### Stated exercise
Below is a listing; reproduce each line of it exactly.

Items from a dataset:

⟨

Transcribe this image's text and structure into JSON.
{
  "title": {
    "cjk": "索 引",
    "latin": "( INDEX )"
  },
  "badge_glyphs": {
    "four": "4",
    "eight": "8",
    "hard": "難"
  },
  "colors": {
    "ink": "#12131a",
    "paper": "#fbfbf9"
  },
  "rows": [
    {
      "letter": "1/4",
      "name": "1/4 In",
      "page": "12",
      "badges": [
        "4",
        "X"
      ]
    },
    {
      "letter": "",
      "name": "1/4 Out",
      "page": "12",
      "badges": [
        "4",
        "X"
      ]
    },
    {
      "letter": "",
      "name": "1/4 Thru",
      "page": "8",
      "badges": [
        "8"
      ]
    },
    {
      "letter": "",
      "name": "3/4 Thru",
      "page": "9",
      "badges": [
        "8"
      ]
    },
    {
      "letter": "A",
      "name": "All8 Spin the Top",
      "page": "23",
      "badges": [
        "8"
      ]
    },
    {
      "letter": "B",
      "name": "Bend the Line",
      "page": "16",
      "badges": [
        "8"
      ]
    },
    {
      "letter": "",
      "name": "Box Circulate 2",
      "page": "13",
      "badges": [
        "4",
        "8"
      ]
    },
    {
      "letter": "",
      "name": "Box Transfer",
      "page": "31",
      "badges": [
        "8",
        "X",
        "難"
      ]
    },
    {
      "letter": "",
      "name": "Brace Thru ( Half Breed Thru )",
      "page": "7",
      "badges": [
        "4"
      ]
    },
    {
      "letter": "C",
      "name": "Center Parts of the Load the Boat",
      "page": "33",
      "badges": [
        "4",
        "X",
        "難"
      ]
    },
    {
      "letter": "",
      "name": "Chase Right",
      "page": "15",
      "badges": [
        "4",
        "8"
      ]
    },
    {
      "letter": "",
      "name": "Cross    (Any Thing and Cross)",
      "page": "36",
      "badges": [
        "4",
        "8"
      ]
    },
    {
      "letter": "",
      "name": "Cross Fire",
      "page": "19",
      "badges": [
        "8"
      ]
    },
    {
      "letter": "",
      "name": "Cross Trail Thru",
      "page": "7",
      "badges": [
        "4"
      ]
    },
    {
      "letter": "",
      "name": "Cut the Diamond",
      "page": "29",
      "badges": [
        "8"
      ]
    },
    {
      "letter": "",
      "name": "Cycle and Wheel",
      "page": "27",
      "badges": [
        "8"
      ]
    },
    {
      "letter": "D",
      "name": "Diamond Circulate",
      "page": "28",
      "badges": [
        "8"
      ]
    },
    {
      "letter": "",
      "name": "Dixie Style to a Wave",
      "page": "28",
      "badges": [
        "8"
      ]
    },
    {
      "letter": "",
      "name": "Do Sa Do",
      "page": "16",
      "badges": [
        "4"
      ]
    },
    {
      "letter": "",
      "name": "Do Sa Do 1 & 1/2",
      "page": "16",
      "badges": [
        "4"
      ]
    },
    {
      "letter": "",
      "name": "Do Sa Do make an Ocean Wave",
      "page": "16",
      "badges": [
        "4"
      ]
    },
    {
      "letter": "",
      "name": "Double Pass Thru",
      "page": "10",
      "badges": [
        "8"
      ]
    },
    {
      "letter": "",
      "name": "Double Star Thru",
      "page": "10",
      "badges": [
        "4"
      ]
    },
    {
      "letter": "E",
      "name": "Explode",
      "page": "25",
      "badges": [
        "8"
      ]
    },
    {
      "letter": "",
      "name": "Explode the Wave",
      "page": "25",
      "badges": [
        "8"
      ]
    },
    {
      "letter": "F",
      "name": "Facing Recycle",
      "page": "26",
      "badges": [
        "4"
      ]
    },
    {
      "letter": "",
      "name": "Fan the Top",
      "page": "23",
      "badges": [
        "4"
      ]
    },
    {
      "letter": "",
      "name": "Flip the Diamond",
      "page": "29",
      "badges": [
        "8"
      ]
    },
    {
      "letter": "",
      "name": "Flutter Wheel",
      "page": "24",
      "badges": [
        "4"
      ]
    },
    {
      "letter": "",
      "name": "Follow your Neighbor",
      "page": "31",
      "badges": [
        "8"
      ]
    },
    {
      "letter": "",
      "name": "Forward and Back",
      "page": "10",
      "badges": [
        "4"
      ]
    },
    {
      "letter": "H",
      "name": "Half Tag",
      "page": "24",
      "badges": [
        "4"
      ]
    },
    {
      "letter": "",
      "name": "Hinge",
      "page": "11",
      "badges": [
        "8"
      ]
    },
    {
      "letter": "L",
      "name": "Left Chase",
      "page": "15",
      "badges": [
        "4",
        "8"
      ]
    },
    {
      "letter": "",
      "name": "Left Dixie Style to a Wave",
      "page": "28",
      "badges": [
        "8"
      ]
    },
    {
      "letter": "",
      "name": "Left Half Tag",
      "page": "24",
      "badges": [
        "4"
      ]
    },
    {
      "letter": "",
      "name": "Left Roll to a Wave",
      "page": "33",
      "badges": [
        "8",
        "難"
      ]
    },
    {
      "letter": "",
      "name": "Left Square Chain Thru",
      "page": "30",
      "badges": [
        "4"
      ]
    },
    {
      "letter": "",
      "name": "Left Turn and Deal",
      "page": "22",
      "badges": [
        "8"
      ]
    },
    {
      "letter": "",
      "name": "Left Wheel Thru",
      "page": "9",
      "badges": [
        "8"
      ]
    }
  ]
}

⟩

### Right answer
Transcribe this image's text and structure into JSON.
{
  "title": {
    "cjk": "索 引",
    "latin": "( INDEX )"
  },
  "badge_glyphs": {
    "four": "4",
    "eight": "8",
    "hard": "難"
  },
  "colors": {
    "ink": "#12131a",
    "paper": "#fbfbf9"
  },
  "rows": [
    {
      "letter": "1/4",
      "name": "1/4 In",
      "page": "12",
      "badges": [
        "4",
        "X"
      ]
    },
    {
      "letter": "",
      "name": "1/4 Out",
      "page": "12",
      "badges": [
        "4",
        "X"
      ]
    },
    {
      "letter": "",
      "name": "1/4 Thru",
      "page": "8",
      "badges": [
        "8"
      ]
    },
    {
      "letter": "",
      "name": "3/4 Thru",
      "page": "9",
      "badges": [
        "8"
      ]
    },
    {
      "letter": "A",
      "name": "All8 Spin the Top",
      "page": "23",
      "badges": [
        "8"
      ]
    },
    {
      "letter": "B",
      "name": "Bend the Line",
      "page": "16",
      "badges": [
        "8"
      ]
    },
    {
      "letter": "",
      "name": "Box Circulate 2",
      "page": "13",
      "badges": [
        "4",
        "8"
      ]
    },
    {
      "letter": "",
      "name": "Box Transfer",
      "page": "31",
      "badges": [
        "8",
        "X",
        "難"
      ]
    },
    {
      "letter": "",
      "name": "Brace Thru ( Half Breed Thru )",
      "page": "7",
      "badges": [
        "4"
      ]
    },
    {
      "letter": "C",
      "name": "Center Parts of the Load the Boat",
      "page": "33",
      "badges": [
        "4",
        "X",
        "難"
      ]
    },
    {
      "letter": "",
      "name": "Chase Right",
      "page": "15",
      "badges": [
        "4",
        "8"
      ]
    },
    {
      "letter": "",
      "name": "Cross    (Any Thing and Cross)",
      "page": "36",
      "badges": [
        "4",
        "8"
      ]
    },
    {
      "letter": "",
      "name": "Cross Fire",
      "page": "19",
      "badges": [
        "8"
      ]
    },
    {
      "letter": "",
      "name": "Cross Trail Thru",
      "page": "7",
      "badges": [
        "4"
      ]
    },
    {
      "letter": "",
      "name": "Cut the Diamond",
      "page": "29",
      "badges": [
        "8"
      ]
    },
    {
      "letter": "",
      "name": "Cycle and Wheel",
      "page": "27",
      "badges": [
        "8"
      ]
    },
    {
      "letter": "D",
      "name": "Diamond Circulate",
      "page": "28",
      "badges": [
        "8"
      ]
    },
    {
      "letter": "",
      "name": "Dixie Style to a Wave",
      "page": "28",
      "badges": [
        "8"
      ]
    },
    {
      "letter": "",
      "name": "Do Sa Do",
      "page": "16",
      "badges": [
        "4"
      ]
    },
    {
      "letter": "",
      "name": "Do Sa Do 1 & 1/2",
      "page": "16",
      "badges": [
        "4"
      ]
    },
    {
      "letter": "",
      "name": "Do Sa Do make an Ocean Wave",
      "page": "16",
      "badges": [
        "4"
      ]
    },
    {
      "letter": "",
      "name": "Double Pass Thru",
      "page": "10",
      "badges": [
        "8"
      ]
    },
    {
      "letter": "",
      "name": "Double Star Thru",
      "page": "10",
      "badges": [
        "4"
      ]
    },
    {
      "letter": "E",
      "name": "Explode",
      "page": "25",
      "badges": [
        "8"
      ]
    },
    {
      "letter": "",
      "name": "Explode the Wave",
      "page": "25",
      "badges": [
        "8"
      ]
    },
    {
      "letter": "F",
      "name": "Facing Recycle",
      "page": "26",
      "badges": [
        "4"
      ]
    },
    {
      "letter": "",
      "name": "Fan the Top",
      "page": "23",
      "badges": [
        "4"
      ]
    },
    {
      "letter": "",
      "name": "Flip the Diamond",
      "page": "29",
      "badges": [
        "8"
      ]
    },
    {
      "letter": "",
      "name": "Flutter Wheel",
      "page": "24",
      "badges": [
        "4"
      ]
    },
    {
      "letter": "",
      "name": "Follow your Neighbor",
      "page": "31",
      "badges": [
        "8"
      ]
    },
    {
      "letter": "",
      "name": "Forward and Back",
      "page": "10",
      "badges": [
        "4"
      ]
    },
    {
      "letter": "H",
      "name": "Half Tag",
      "page": "24",
      "badges": [
        "4"
      ]
    },
    {
      "letter": "",
      "name": "Hinge",
      "page": "11",
      "badges": [
        "8"
      ]
    },
    {
      "letter": "L",
      "name": "Left Chase",
      "page": "15",
      "badges": [
        "4",
        "8"
      ]
    },
    {
      "letter": "",
      "name": "Left Dixie Style to a Wave",
      "page": "28",
      "badges": [
        "8"
      ]
    },
    {
      "letter": "",
      "name": "Left Half Tag",
      "page": "24",
      "badges": [
        "4"
      ]
    },
    {
      "letter": "",
      "name": "Left Roll to a Wave",
      "page": "33",
      "badges": [
        "8",
        "難"
      ]
    },
    {
      "letter": "",
      "name": "Left Square Chain Thru",
      "page": "30",
      "badges": [
        "4"
      ]
    },
    {
      "letter": "",
      "name": "Left Turn and Deal",
      "page": "22",
      "badges": [
        "8"
      ]
    },
    {
      "letter": "",
      "name": "Left Wheel Thru",
      "page": "9",
      "badges": [
        "8"
      ]
    }
  ]
}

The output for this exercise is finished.